== Extracted entries

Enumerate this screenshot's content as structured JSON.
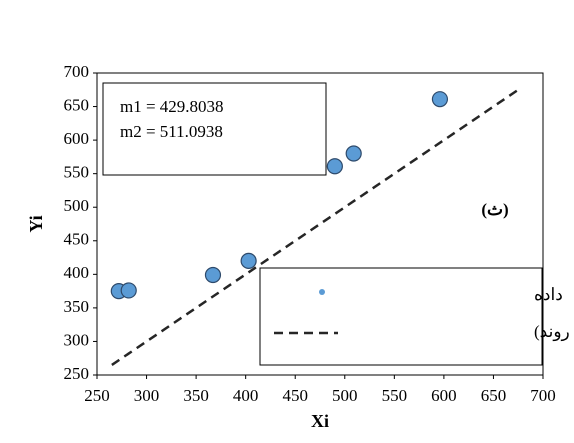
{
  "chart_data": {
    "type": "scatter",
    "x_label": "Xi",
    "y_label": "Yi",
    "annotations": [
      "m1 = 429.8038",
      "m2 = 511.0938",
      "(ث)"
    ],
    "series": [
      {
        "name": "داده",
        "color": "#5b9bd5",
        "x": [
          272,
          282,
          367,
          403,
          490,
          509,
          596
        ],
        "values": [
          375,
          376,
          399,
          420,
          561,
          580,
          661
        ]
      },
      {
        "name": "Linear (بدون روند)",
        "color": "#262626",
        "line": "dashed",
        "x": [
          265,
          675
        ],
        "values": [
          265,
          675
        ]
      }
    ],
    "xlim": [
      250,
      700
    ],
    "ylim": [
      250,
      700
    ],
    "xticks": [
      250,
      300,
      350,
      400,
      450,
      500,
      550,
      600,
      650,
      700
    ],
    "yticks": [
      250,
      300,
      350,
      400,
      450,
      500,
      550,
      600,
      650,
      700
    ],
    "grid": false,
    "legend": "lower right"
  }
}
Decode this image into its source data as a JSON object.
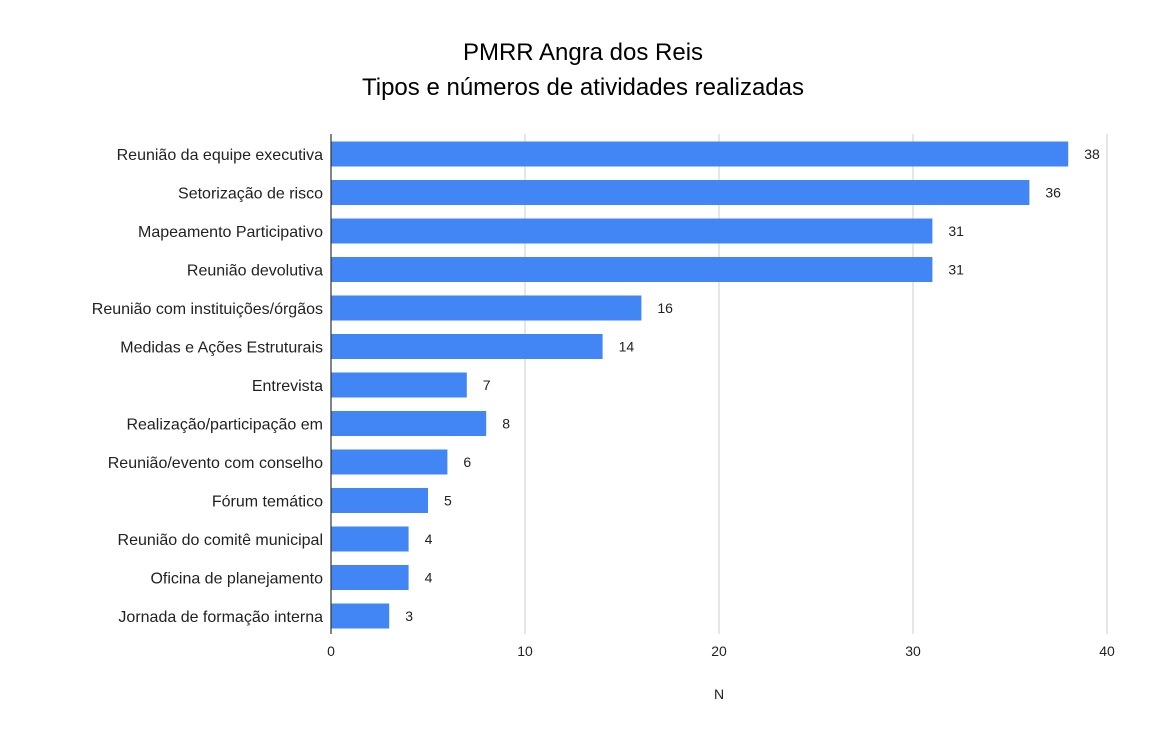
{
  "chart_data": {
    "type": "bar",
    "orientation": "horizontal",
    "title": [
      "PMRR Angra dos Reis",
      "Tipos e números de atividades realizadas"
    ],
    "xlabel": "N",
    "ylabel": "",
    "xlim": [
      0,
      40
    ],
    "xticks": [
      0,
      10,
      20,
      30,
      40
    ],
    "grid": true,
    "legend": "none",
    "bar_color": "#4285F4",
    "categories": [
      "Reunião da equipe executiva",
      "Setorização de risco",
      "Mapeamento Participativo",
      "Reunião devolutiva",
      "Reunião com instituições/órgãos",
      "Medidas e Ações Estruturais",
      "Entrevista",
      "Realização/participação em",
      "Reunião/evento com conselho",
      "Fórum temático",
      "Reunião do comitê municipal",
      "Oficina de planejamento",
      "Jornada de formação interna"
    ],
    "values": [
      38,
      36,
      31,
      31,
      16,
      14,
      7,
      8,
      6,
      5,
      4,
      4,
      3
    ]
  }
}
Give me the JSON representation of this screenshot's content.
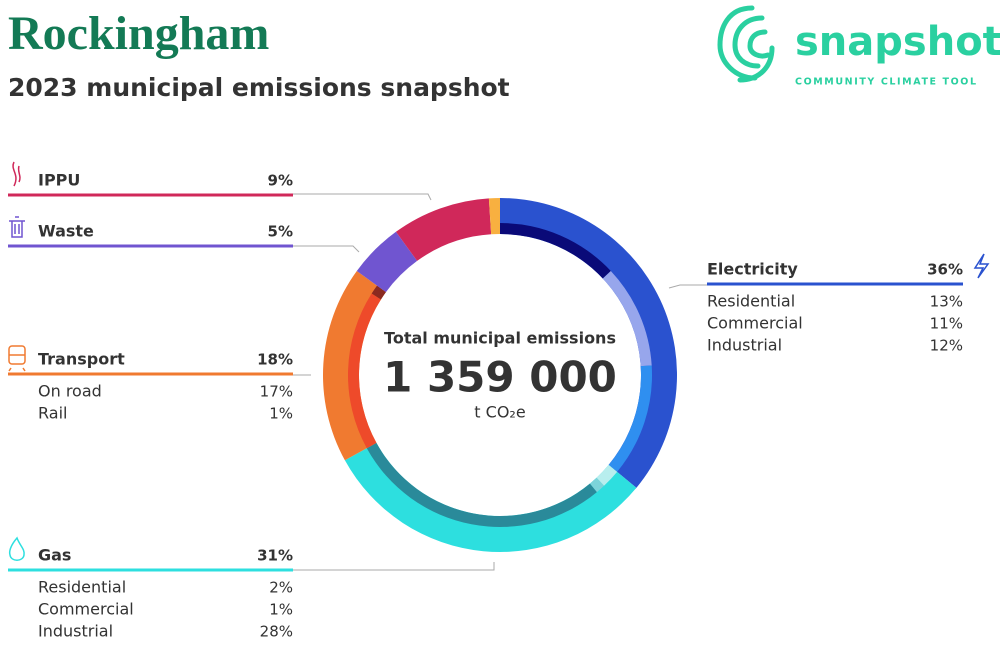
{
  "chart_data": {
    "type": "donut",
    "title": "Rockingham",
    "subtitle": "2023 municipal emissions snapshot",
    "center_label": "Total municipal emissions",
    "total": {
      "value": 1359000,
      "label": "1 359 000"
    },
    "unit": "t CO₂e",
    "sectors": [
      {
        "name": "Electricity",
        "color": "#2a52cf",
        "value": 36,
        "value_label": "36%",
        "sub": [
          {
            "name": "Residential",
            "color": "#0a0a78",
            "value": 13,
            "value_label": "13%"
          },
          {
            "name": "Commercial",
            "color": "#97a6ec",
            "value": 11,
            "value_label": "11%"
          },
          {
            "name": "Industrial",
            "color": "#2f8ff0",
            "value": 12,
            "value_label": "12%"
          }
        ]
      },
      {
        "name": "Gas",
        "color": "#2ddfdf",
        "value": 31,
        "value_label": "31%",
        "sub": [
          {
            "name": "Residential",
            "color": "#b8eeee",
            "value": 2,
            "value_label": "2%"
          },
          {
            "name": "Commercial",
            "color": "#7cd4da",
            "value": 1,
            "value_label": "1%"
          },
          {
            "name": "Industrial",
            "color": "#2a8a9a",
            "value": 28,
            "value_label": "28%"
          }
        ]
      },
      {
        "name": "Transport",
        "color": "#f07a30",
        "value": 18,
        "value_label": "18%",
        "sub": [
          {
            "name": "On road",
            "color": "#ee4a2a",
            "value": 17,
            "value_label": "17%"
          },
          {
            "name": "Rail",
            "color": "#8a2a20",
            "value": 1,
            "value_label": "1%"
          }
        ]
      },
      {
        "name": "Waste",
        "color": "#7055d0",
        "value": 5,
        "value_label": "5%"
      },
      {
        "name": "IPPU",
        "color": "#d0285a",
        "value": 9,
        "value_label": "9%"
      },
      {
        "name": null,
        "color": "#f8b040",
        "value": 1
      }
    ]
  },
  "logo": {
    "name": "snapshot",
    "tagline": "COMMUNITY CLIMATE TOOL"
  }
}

====

#### [Aim]
Reproduce each line from the records that contains the word "content".

#### [Exercise answer]
Enumerate this screenshot's content as structured JSON.
Give me the JSON representation of this screenshot's content.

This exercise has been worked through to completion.